Prompt -
Count each line below that has "subscribers" anywhere in it. Answer with the total alone.

---------- Stored records ----------

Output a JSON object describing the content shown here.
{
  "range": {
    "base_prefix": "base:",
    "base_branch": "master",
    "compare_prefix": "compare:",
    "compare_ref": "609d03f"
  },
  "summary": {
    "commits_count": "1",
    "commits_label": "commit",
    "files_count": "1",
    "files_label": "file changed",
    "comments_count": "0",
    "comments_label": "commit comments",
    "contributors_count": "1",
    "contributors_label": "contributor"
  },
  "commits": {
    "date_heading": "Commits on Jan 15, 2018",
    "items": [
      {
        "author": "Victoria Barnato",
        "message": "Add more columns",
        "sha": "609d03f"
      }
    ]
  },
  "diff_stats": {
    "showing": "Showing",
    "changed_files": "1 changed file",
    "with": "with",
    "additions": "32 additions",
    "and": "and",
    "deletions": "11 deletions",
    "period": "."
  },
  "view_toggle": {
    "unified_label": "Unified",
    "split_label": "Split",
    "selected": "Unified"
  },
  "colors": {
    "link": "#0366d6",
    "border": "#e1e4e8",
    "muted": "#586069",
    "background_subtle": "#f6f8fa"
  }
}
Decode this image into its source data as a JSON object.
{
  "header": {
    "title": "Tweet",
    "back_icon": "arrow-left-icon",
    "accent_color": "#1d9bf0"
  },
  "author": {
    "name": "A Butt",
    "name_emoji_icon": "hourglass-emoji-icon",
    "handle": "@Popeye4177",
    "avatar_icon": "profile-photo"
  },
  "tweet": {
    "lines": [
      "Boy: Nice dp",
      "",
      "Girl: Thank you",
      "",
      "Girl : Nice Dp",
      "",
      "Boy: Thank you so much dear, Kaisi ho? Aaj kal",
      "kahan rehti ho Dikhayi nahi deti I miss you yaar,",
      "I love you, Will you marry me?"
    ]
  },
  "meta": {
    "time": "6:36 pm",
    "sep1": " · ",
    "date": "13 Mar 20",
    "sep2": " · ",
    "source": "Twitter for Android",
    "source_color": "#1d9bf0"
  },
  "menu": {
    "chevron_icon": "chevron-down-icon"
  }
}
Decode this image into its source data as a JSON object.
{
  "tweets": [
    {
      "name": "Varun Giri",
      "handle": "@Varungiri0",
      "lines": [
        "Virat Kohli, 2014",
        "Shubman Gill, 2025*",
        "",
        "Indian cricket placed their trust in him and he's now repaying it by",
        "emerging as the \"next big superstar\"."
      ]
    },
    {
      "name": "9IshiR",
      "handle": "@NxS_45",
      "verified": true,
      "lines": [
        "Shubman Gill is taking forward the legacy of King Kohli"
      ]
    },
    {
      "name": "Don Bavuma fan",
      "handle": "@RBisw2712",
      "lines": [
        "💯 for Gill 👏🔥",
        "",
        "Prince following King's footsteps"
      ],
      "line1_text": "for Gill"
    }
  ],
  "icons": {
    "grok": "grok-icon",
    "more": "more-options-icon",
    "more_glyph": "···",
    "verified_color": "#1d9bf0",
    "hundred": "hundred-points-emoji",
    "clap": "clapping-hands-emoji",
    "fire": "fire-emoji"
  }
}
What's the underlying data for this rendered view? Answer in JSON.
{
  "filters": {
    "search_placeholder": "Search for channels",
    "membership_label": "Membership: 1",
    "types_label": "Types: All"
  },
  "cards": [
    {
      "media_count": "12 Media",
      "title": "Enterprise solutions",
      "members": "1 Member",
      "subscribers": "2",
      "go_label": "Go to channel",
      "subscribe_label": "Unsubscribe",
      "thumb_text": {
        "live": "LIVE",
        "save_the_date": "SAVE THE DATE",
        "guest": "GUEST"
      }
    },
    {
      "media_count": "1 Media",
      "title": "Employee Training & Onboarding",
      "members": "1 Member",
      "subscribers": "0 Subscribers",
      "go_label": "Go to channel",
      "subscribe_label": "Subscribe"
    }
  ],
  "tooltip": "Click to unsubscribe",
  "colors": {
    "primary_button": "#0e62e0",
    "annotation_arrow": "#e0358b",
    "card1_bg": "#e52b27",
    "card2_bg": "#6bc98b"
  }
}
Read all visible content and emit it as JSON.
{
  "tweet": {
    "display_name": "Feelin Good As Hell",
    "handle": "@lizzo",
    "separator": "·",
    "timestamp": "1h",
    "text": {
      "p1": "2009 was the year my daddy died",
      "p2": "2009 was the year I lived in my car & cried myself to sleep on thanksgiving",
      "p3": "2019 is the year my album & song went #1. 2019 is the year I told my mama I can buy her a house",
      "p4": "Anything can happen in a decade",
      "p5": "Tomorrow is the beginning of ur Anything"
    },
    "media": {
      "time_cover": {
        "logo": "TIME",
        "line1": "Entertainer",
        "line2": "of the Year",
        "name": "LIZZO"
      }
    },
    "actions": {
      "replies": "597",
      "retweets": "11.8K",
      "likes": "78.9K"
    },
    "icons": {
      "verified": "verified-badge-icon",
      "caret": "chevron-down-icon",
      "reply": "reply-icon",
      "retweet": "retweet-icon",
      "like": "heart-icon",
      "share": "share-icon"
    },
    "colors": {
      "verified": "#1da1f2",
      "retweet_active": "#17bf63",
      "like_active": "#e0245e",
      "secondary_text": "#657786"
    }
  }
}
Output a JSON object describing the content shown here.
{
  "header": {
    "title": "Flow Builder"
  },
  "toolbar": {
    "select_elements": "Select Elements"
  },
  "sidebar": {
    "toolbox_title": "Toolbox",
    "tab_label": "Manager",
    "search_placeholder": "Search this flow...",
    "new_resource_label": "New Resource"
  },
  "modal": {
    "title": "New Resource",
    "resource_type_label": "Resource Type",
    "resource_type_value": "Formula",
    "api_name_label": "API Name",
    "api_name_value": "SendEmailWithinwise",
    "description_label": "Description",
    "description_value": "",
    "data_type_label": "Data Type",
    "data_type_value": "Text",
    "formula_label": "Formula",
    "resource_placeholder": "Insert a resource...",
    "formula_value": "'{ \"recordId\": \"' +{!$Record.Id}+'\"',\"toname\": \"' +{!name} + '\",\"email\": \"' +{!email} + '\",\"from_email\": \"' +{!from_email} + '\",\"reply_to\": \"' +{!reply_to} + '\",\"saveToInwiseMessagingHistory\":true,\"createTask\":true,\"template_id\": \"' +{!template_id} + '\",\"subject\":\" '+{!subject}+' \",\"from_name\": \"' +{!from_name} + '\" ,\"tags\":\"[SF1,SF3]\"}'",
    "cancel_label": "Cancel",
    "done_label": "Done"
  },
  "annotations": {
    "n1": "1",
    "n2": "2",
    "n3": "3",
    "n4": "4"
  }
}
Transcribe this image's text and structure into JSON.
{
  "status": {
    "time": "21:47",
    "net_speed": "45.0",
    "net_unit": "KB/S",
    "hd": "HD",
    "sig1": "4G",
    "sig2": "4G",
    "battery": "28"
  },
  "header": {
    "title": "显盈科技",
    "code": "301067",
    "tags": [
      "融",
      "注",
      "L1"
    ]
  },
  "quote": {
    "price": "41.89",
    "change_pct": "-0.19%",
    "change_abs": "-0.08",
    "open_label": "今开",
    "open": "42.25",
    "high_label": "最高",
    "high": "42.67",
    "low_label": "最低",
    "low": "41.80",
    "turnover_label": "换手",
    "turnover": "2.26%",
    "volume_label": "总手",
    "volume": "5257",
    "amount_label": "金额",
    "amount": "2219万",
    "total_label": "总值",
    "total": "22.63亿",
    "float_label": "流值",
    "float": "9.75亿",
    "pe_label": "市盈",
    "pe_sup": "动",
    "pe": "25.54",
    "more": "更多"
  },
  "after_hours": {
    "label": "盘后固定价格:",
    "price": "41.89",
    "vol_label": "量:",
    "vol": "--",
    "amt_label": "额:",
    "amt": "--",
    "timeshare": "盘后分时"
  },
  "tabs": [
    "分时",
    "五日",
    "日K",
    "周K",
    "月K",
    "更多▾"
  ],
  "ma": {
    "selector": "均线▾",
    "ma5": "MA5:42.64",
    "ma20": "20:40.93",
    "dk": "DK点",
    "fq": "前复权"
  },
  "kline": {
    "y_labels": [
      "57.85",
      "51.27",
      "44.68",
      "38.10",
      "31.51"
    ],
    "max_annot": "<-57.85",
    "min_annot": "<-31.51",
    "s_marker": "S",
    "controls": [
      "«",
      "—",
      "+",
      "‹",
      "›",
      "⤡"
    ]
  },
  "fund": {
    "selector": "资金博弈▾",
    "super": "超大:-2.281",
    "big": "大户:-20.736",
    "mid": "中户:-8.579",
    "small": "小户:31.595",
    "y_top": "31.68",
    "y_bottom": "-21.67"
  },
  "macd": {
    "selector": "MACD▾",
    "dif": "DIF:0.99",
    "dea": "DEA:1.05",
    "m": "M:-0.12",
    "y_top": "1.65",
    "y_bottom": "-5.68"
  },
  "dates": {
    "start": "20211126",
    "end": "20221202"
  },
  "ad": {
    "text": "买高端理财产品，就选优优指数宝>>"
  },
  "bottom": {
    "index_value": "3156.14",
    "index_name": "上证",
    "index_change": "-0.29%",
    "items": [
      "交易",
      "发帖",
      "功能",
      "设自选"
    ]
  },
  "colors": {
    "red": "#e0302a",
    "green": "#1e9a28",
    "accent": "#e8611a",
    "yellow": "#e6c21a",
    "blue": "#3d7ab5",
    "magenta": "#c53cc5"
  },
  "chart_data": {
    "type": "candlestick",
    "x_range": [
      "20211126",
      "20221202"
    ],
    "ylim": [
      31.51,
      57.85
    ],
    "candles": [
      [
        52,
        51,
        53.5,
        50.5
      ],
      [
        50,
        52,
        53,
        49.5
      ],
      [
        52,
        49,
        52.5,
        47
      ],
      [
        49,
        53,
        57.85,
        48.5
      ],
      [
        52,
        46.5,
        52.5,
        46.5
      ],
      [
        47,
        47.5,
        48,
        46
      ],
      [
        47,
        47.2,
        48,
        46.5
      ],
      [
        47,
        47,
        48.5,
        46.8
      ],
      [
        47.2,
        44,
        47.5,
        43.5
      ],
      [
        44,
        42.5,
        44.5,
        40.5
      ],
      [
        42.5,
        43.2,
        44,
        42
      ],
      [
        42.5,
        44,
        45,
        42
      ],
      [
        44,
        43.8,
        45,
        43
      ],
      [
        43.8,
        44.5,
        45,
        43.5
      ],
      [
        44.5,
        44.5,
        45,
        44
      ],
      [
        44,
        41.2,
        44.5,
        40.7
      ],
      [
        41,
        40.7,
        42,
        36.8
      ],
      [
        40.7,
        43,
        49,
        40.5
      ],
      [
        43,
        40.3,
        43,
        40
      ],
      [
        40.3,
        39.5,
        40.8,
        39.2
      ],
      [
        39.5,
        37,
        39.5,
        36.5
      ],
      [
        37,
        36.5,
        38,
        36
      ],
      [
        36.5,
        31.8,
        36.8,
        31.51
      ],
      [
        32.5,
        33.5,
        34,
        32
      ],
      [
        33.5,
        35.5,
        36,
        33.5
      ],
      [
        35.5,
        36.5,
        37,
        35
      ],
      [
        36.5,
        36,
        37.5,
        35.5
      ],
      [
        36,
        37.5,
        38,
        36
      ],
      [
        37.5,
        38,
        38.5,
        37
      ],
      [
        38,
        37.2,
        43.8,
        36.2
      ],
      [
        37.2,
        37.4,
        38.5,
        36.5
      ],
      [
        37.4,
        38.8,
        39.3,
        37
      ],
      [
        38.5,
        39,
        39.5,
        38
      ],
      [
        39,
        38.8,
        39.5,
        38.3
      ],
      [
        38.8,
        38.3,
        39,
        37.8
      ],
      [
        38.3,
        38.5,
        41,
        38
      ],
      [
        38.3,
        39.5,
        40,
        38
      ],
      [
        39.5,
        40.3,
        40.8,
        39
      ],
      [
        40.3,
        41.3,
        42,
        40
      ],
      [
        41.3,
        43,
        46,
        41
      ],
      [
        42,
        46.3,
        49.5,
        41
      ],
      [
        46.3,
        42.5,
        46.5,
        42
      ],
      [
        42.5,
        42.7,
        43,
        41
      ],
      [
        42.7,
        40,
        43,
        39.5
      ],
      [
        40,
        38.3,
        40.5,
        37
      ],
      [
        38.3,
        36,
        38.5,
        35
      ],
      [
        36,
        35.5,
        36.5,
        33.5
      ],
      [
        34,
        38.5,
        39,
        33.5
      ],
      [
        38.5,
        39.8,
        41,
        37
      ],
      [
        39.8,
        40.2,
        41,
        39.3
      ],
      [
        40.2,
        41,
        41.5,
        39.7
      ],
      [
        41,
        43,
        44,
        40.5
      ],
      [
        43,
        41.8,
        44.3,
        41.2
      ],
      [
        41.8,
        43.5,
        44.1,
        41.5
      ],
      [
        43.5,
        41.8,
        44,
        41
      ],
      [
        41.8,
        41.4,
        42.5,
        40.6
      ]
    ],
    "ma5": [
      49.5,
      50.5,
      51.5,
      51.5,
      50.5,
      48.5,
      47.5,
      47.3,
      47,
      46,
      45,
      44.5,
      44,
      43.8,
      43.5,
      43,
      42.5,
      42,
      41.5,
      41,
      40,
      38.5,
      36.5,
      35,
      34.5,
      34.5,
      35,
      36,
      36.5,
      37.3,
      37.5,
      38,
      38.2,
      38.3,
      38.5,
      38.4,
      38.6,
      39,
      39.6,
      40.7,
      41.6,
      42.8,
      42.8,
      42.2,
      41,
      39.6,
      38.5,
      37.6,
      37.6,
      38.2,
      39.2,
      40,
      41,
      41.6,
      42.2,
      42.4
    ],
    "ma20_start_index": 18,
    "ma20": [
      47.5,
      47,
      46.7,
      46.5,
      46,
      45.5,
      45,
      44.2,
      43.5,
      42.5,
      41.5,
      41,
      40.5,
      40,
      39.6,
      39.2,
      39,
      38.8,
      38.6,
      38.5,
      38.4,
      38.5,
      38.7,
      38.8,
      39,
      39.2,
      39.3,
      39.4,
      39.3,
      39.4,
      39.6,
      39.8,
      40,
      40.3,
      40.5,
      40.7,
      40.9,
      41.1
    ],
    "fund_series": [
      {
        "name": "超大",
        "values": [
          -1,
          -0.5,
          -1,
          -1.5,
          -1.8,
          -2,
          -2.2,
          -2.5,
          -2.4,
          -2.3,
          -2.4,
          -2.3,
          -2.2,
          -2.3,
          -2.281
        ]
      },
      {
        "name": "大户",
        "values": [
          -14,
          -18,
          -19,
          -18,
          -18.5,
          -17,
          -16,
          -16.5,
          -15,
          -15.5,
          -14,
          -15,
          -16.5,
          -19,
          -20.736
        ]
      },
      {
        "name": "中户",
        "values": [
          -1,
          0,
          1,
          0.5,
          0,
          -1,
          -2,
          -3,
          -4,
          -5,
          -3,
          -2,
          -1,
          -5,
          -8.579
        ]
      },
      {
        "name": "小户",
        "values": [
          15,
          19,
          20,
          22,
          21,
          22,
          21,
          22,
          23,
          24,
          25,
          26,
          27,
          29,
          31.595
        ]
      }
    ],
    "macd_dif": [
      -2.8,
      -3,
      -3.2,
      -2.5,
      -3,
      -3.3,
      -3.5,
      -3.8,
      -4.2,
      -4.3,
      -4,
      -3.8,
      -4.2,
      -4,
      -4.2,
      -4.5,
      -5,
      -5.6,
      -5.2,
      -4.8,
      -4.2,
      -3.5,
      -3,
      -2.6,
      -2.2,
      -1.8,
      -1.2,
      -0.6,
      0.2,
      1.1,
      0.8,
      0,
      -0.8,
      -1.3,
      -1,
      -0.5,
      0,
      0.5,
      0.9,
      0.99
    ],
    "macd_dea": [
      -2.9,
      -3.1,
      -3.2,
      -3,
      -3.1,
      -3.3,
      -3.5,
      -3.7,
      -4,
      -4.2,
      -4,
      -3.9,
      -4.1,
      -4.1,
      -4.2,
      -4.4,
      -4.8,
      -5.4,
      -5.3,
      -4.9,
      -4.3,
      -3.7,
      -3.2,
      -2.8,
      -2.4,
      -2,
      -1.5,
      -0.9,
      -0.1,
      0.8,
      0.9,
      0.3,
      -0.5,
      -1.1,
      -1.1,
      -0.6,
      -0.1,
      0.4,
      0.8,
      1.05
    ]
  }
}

----------

Task response -
2